* Required work: Would you quote every entry exactly, dropping only the pictures?

* Records supplied:
(begin)
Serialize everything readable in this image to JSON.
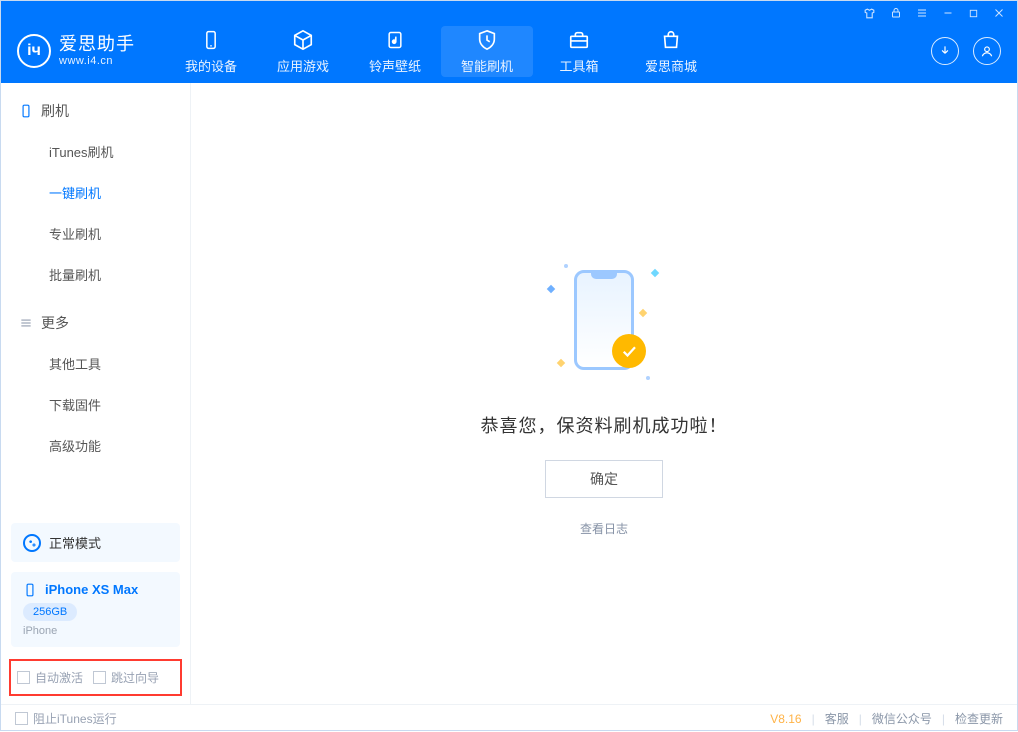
{
  "brand": {
    "title": "爱思助手",
    "subtitle": "www.i4.cn"
  },
  "tabs": [
    {
      "label": "我的设备"
    },
    {
      "label": "应用游戏"
    },
    {
      "label": "铃声壁纸"
    },
    {
      "label": "智能刷机"
    },
    {
      "label": "工具箱"
    },
    {
      "label": "爱思商城"
    }
  ],
  "sidebar": {
    "group1": {
      "title": "刷机",
      "items": [
        "iTunes刷机",
        "一键刷机",
        "专业刷机",
        "批量刷机"
      ]
    },
    "group2": {
      "title": "更多",
      "items": [
        "其他工具",
        "下载固件",
        "高级功能"
      ]
    }
  },
  "mode": {
    "label": "正常模式"
  },
  "device": {
    "name": "iPhone XS Max",
    "storage": "256GB",
    "type": "iPhone"
  },
  "options": {
    "auto_activate": "自动激活",
    "skip_guide": "跳过向导"
  },
  "main": {
    "success": "恭喜您，保资料刷机成功啦！",
    "ok": "确定",
    "view_log": "查看日志"
  },
  "footer": {
    "block_itunes": "阻止iTunes运行",
    "version": "V8.16",
    "support": "客服",
    "wechat": "微信公众号",
    "update": "检查更新"
  }
}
(end)
* Solution for this problem:
Serialize everything readable in this image to JSON.
{
  "brand": {
    "title": "爱思助手",
    "subtitle": "www.i4.cn"
  },
  "tabs": [
    {
      "label": "我的设备"
    },
    {
      "label": "应用游戏"
    },
    {
      "label": "铃声壁纸"
    },
    {
      "label": "智能刷机"
    },
    {
      "label": "工具箱"
    },
    {
      "label": "爱思商城"
    }
  ],
  "sidebar": {
    "group1": {
      "title": "刷机",
      "items": [
        "iTunes刷机",
        "一键刷机",
        "专业刷机",
        "批量刷机"
      ]
    },
    "group2": {
      "title": "更多",
      "items": [
        "其他工具",
        "下载固件",
        "高级功能"
      ]
    }
  },
  "mode": {
    "label": "正常模式"
  },
  "device": {
    "name": "iPhone XS Max",
    "storage": "256GB",
    "type": "iPhone"
  },
  "options": {
    "auto_activate": "自动激活",
    "skip_guide": "跳过向导"
  },
  "main": {
    "success": "恭喜您，保资料刷机成功啦！",
    "ok": "确定",
    "view_log": "查看日志"
  },
  "footer": {
    "block_itunes": "阻止iTunes运行",
    "version": "V8.16",
    "support": "客服",
    "wechat": "微信公众号",
    "update": "检查更新"
  }
}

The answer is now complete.